_STATED GOAL_
Please set down all the lines beneath this one exactly, without the pictures.
## Start STORED RECORDS
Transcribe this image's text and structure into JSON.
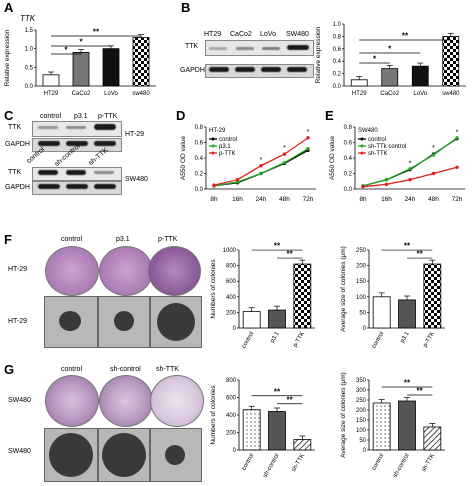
{
  "panels": {
    "A": {
      "label": "A",
      "gene": "TTK",
      "ylabel": "Relative expression"
    },
    "B": {
      "label": "B",
      "blot_lanes": [
        "HT29",
        "CaCo2",
        "LoVo",
        "SW480"
      ],
      "rows": [
        "TTK",
        "GAPDH"
      ],
      "ylabel": "Relative expression"
    },
    "C": {
      "label": "C",
      "lanes": [
        "control",
        "p3.1",
        "p-TTK"
      ],
      "lanes2": [
        "control",
        "sh-control",
        "sh-TTK"
      ],
      "rows": [
        "TTK",
        "GAPDH"
      ],
      "cell1": "HT-29",
      "cell2": "SW480"
    },
    "D": {
      "label": "D",
      "ylabel": "A550 OD value",
      "cell": "HT-29"
    },
    "E": {
      "label": "E",
      "ylabel": "A550 OD value",
      "cell": "SW480"
    },
    "F": {
      "label": "F",
      "cols": [
        "control",
        "p3.1",
        "p-TTK"
      ],
      "rowlabels": [
        "HT-29",
        "HT-29"
      ],
      "ylabel1": "Numbers of colonies",
      "ylabel2": "Average size of colonies (μm)"
    },
    "G": {
      "label": "G",
      "cols": [
        "control",
        "sh-control",
        "sh-TTK"
      ],
      "rowlabels": [
        "SW480",
        "SW480"
      ],
      "ylabel1": "Numbers of colonies",
      "ylabel2": "Average size of colonies (μm)"
    }
  },
  "chart_data": [
    {
      "id": "A",
      "type": "bar",
      "categories": [
        "HT29",
        "CaCo2",
        "LoVo",
        "sw480"
      ],
      "values": [
        0.3,
        0.9,
        1.0,
        1.3
      ],
      "ylim": [
        0,
        1.5
      ],
      "yticks": [
        "0.0",
        "0.5",
        "1.0",
        "1.5"
      ],
      "ylabel": "Relative expression",
      "sig": [
        "*",
        "*",
        "**"
      ],
      "fills": [
        "#ffffff",
        "#777777",
        "#111111",
        "checker"
      ]
    },
    {
      "id": "B",
      "type": "bar",
      "categories": [
        "HT29",
        "CaCo2",
        "LoVo",
        "sw480"
      ],
      "values": [
        0.1,
        0.28,
        0.32,
        0.8
      ],
      "ylim": [
        0,
        1.0
      ],
      "yticks": [
        "0.0",
        "0.2",
        "0.4",
        "0.6",
        "0.8",
        "1.0"
      ],
      "ylabel": "Relative expression",
      "sig": [
        "*",
        "*",
        "**"
      ],
      "fills": [
        "#ffffff",
        "#777777",
        "#111111",
        "checker"
      ]
    },
    {
      "id": "D",
      "type": "line",
      "x": [
        "8h",
        "16h",
        "24h",
        "48h",
        "72h"
      ],
      "ylim": [
        0,
        0.8
      ],
      "yticks": [
        "0.0",
        "0.2",
        "0.4",
        "0.6",
        "0.8"
      ],
      "ylabel": "A550 OD value",
      "series": [
        {
          "name": "control",
          "color": "#000000",
          "values": [
            0.04,
            0.08,
            0.2,
            0.33,
            0.5
          ]
        },
        {
          "name": "p3.1",
          "color": "#1faa1f",
          "values": [
            0.04,
            0.09,
            0.2,
            0.34,
            0.52
          ]
        },
        {
          "name": "p-TTK",
          "color": "#e02020",
          "values": [
            0.05,
            0.12,
            0.3,
            0.45,
            0.66
          ]
        }
      ]
    },
    {
      "id": "E",
      "type": "line",
      "x": [
        "8h",
        "16h",
        "24h",
        "48h",
        "72h"
      ],
      "ylim": [
        0,
        0.8
      ],
      "yticks": [
        "0.0",
        "0.2",
        "0.4",
        "0.6",
        "0.8"
      ],
      "ylabel": "A550 OD value",
      "series": [
        {
          "name": "control",
          "color": "#000000",
          "values": [
            0.04,
            0.12,
            0.25,
            0.45,
            0.65
          ]
        },
        {
          "name": "sh-TTk control",
          "color": "#1faa1f",
          "values": [
            0.04,
            0.12,
            0.26,
            0.44,
            0.66
          ]
        },
        {
          "name": "sh-TTK",
          "color": "#e02020",
          "values": [
            0.03,
            0.06,
            0.12,
            0.2,
            0.28
          ]
        }
      ]
    },
    {
      "id": "F1",
      "type": "bar",
      "categories": [
        "control",
        "p3.1",
        "p-TTK"
      ],
      "values": [
        210,
        230,
        820
      ],
      "ylim": [
        0,
        1000
      ],
      "yticks": [
        "0",
        "200",
        "400",
        "600",
        "800",
        "1000"
      ],
      "ylabel": "Numbers of colonies",
      "sig": [
        "**",
        "**"
      ],
      "fills": [
        "#ffffff",
        "#555555",
        "checker"
      ]
    },
    {
      "id": "F2",
      "type": "bar",
      "categories": [
        "control",
        "p3.1",
        "p-TTK"
      ],
      "values": [
        100,
        90,
        205
      ],
      "ylim": [
        0,
        250
      ],
      "yticks": [
        "0",
        "50",
        "100",
        "150",
        "200",
        "250"
      ],
      "ylabel": "Average size of colonies (μm)",
      "sig": [
        "**",
        "**"
      ],
      "fills": [
        "#ffffff",
        "#555555",
        "checker"
      ]
    },
    {
      "id": "G1",
      "type": "bar",
      "categories": [
        "control",
        "sh-control",
        "sh-TTK"
      ],
      "values": [
        460,
        440,
        120
      ],
      "ylim": [
        0,
        800
      ],
      "yticks": [
        "0",
        "200",
        "400",
        "600",
        "800"
      ],
      "ylabel": "Numbers of colonies",
      "sig": [
        "**",
        "**"
      ],
      "fills": [
        "dots",
        "#555555",
        "hatch"
      ]
    },
    {
      "id": "G2",
      "type": "bar",
      "categories": [
        "control",
        "sh-control",
        "sh-TTK"
      ],
      "values": [
        235,
        245,
        115
      ],
      "ylim": [
        0,
        350
      ],
      "yticks": [
        "0",
        "50",
        "100",
        "150",
        "200",
        "250",
        "300",
        "350"
      ],
      "ylabel": "Average size of colonies (μm)",
      "sig": [
        "**",
        "**"
      ],
      "fills": [
        "dots",
        "#555555",
        "hatch"
      ]
    }
  ]
}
## End STORED RECORDS
_TASK SOLUTION_
Transcribe this image's text and structure into JSON.
{
  "panels": {
    "A": {
      "label": "A",
      "gene": "TTK",
      "ylabel": "Relative expression"
    },
    "B": {
      "label": "B",
      "blot_lanes": [
        "HT29",
        "CaCo2",
        "LoVo",
        "SW480"
      ],
      "rows": [
        "TTK",
        "GAPDH"
      ],
      "ylabel": "Relative expression"
    },
    "C": {
      "label": "C",
      "lanes": [
        "control",
        "p3.1",
        "p-TTK"
      ],
      "lanes2": [
        "control",
        "sh-control",
        "sh-TTK"
      ],
      "rows": [
        "TTK",
        "GAPDH"
      ],
      "cell1": "HT-29",
      "cell2": "SW480"
    },
    "D": {
      "label": "D",
      "ylabel": "A550 OD value",
      "cell": "HT-29"
    },
    "E": {
      "label": "E",
      "ylabel": "A550 OD value",
      "cell": "SW480"
    },
    "F": {
      "label": "F",
      "cols": [
        "control",
        "p3.1",
        "p-TTK"
      ],
      "rowlabels": [
        "HT-29",
        "HT-29"
      ],
      "ylabel1": "Numbers of colonies",
      "ylabel2": "Average size of colonies (μm)"
    },
    "G": {
      "label": "G",
      "cols": [
        "control",
        "sh-control",
        "sh-TTK"
      ],
      "rowlabels": [
        "SW480",
        "SW480"
      ],
      "ylabel1": "Numbers of colonies",
      "ylabel2": "Average size of colonies (μm)"
    }
  },
  "chart_data": [
    {
      "id": "A",
      "type": "bar",
      "categories": [
        "HT29",
        "CaCo2",
        "LoVo",
        "sw480"
      ],
      "values": [
        0.3,
        0.9,
        1.0,
        1.3
      ],
      "ylim": [
        0,
        1.5
      ],
      "yticks": [
        "0.0",
        "0.5",
        "1.0",
        "1.5"
      ],
      "ylabel": "Relative expression",
      "sig": [
        "*",
        "*",
        "**"
      ],
      "fills": [
        "#ffffff",
        "#777777",
        "#111111",
        "checker"
      ]
    },
    {
      "id": "B",
      "type": "bar",
      "categories": [
        "HT29",
        "CaCo2",
        "LoVo",
        "sw480"
      ],
      "values": [
        0.1,
        0.28,
        0.32,
        0.8
      ],
      "ylim": [
        0,
        1.0
      ],
      "yticks": [
        "0.0",
        "0.2",
        "0.4",
        "0.6",
        "0.8",
        "1.0"
      ],
      "ylabel": "Relative expression",
      "sig": [
        "*",
        "*",
        "**"
      ],
      "fills": [
        "#ffffff",
        "#777777",
        "#111111",
        "checker"
      ]
    },
    {
      "id": "D",
      "type": "line",
      "x": [
        "8h",
        "16h",
        "24h",
        "48h",
        "72h"
      ],
      "ylim": [
        0,
        0.8
      ],
      "yticks": [
        "0.0",
        "0.2",
        "0.4",
        "0.6",
        "0.8"
      ],
      "ylabel": "A550 OD value",
      "series": [
        {
          "name": "control",
          "color": "#000000",
          "values": [
            0.04,
            0.08,
            0.2,
            0.33,
            0.5
          ]
        },
        {
          "name": "p3.1",
          "color": "#1faa1f",
          "values": [
            0.04,
            0.09,
            0.2,
            0.34,
            0.52
          ]
        },
        {
          "name": "p-TTK",
          "color": "#e02020",
          "values": [
            0.05,
            0.12,
            0.3,
            0.45,
            0.66
          ]
        }
      ]
    },
    {
      "id": "E",
      "type": "line",
      "x": [
        "8h",
        "16h",
        "24h",
        "48h",
        "72h"
      ],
      "ylim": [
        0,
        0.8
      ],
      "yticks": [
        "0.0",
        "0.2",
        "0.4",
        "0.6",
        "0.8"
      ],
      "ylabel": "A550 OD value",
      "series": [
        {
          "name": "control",
          "color": "#000000",
          "values": [
            0.04,
            0.12,
            0.25,
            0.45,
            0.65
          ]
        },
        {
          "name": "sh-TTk control",
          "color": "#1faa1f",
          "values": [
            0.04,
            0.12,
            0.26,
            0.44,
            0.66
          ]
        },
        {
          "name": "sh-TTK",
          "color": "#e02020",
          "values": [
            0.03,
            0.06,
            0.12,
            0.2,
            0.28
          ]
        }
      ]
    },
    {
      "id": "F1",
      "type": "bar",
      "categories": [
        "control",
        "p3.1",
        "p-TTK"
      ],
      "values": [
        210,
        230,
        820
      ],
      "ylim": [
        0,
        1000
      ],
      "yticks": [
        "0",
        "200",
        "400",
        "600",
        "800",
        "1000"
      ],
      "ylabel": "Numbers of colonies",
      "sig": [
        "**",
        "**"
      ],
      "fills": [
        "#ffffff",
        "#555555",
        "checker"
      ]
    },
    {
      "id": "F2",
      "type": "bar",
      "categories": [
        "control",
        "p3.1",
        "p-TTK"
      ],
      "values": [
        100,
        90,
        205
      ],
      "ylim": [
        0,
        250
      ],
      "yticks": [
        "0",
        "50",
        "100",
        "150",
        "200",
        "250"
      ],
      "ylabel": "Average size of colonies (μm)",
      "sig": [
        "**",
        "**"
      ],
      "fills": [
        "#ffffff",
        "#555555",
        "checker"
      ]
    },
    {
      "id": "G1",
      "type": "bar",
      "categories": [
        "control",
        "sh-control",
        "sh-TTK"
      ],
      "values": [
        460,
        440,
        120
      ],
      "ylim": [
        0,
        800
      ],
      "yticks": [
        "0",
        "200",
        "400",
        "600",
        "800"
      ],
      "ylabel": "Numbers of colonies",
      "sig": [
        "**",
        "**"
      ],
      "fills": [
        "dots",
        "#555555",
        "hatch"
      ]
    },
    {
      "id": "G2",
      "type": "bar",
      "categories": [
        "control",
        "sh-control",
        "sh-TTK"
      ],
      "values": [
        235,
        245,
        115
      ],
      "ylim": [
        0,
        350
      ],
      "yticks": [
        "0",
        "50",
        "100",
        "150",
        "200",
        "250",
        "300",
        "350"
      ],
      "ylabel": "Average size of colonies (μm)",
      "sig": [
        "**",
        "**"
      ],
      "fills": [
        "dots",
        "#555555",
        "hatch"
      ]
    }
  ]
}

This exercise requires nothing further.